'''
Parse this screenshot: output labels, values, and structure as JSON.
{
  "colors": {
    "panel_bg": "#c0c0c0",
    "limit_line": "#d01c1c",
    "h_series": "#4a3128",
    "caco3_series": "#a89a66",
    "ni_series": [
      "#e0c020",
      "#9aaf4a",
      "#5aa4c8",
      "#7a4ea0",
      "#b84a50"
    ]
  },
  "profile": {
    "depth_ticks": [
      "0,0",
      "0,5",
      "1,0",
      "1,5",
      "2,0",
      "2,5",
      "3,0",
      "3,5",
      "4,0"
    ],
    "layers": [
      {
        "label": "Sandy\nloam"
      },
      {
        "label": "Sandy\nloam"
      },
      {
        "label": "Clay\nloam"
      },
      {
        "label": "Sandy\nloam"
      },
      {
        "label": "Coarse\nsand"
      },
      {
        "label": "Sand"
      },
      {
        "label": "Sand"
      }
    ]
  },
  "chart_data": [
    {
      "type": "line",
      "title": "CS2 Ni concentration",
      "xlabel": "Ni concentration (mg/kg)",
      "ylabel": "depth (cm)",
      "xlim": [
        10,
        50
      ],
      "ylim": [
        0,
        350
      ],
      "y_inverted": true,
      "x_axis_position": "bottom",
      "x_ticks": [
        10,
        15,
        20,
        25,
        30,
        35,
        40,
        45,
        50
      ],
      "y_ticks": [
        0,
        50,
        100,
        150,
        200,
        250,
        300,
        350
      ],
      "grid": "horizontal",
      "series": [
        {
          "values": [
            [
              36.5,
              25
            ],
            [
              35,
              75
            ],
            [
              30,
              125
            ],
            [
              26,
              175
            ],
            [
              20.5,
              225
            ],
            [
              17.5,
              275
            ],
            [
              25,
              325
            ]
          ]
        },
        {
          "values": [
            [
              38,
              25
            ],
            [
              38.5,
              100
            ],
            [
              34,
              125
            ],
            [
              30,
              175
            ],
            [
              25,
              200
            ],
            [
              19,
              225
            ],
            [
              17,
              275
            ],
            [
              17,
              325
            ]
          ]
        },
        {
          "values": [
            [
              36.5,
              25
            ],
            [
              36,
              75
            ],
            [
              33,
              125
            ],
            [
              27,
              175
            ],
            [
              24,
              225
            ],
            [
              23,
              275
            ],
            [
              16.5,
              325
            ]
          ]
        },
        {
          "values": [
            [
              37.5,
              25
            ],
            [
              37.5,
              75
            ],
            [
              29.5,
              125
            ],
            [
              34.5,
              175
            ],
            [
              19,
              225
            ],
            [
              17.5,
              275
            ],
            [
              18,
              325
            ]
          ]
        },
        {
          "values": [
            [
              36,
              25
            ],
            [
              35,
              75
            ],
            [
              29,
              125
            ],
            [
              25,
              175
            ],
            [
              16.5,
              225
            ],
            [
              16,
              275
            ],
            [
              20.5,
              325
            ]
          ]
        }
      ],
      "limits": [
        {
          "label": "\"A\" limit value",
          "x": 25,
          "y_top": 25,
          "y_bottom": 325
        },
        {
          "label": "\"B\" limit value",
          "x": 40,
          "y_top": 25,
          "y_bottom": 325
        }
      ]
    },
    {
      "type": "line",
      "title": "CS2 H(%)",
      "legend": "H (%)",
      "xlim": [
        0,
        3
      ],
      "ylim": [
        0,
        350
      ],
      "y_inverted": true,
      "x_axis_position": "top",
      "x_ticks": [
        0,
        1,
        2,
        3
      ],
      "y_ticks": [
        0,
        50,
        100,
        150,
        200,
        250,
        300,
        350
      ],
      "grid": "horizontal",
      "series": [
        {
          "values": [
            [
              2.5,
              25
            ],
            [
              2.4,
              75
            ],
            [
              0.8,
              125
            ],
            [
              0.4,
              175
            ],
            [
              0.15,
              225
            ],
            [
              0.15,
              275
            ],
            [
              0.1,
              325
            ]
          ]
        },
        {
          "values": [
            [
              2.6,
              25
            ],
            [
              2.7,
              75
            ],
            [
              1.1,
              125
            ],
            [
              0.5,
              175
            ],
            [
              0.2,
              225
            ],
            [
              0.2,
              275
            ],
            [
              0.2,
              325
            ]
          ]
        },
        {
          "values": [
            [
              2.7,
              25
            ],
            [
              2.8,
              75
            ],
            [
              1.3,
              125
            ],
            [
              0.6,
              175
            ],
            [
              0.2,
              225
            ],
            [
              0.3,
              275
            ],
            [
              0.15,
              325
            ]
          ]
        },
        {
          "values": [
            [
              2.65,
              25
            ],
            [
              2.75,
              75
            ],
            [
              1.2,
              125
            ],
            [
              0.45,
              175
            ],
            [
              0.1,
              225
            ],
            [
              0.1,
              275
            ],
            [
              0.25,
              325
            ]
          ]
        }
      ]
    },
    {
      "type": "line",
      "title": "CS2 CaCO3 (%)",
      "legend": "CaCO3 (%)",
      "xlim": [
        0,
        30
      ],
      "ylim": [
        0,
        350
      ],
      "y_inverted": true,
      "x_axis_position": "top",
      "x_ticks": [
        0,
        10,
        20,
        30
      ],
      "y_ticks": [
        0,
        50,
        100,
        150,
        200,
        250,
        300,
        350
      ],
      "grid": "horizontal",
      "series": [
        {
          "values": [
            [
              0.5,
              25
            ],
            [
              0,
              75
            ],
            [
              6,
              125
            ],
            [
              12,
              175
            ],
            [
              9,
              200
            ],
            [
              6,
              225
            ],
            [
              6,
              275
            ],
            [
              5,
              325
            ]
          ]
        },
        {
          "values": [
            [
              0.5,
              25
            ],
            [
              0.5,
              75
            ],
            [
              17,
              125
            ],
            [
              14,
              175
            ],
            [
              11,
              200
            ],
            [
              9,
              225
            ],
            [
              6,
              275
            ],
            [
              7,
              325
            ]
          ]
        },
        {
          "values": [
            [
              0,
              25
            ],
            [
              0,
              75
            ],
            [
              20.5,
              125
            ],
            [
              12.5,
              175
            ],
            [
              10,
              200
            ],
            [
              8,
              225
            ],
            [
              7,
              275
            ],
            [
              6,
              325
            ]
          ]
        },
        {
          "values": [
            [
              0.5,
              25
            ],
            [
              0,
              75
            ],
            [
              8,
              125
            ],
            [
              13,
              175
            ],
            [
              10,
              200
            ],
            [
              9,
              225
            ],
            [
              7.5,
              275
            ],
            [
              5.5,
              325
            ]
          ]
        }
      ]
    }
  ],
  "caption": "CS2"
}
'''
Determine how many lines in the listing above hold the string "title", then write only the number.

_Correct answer_
3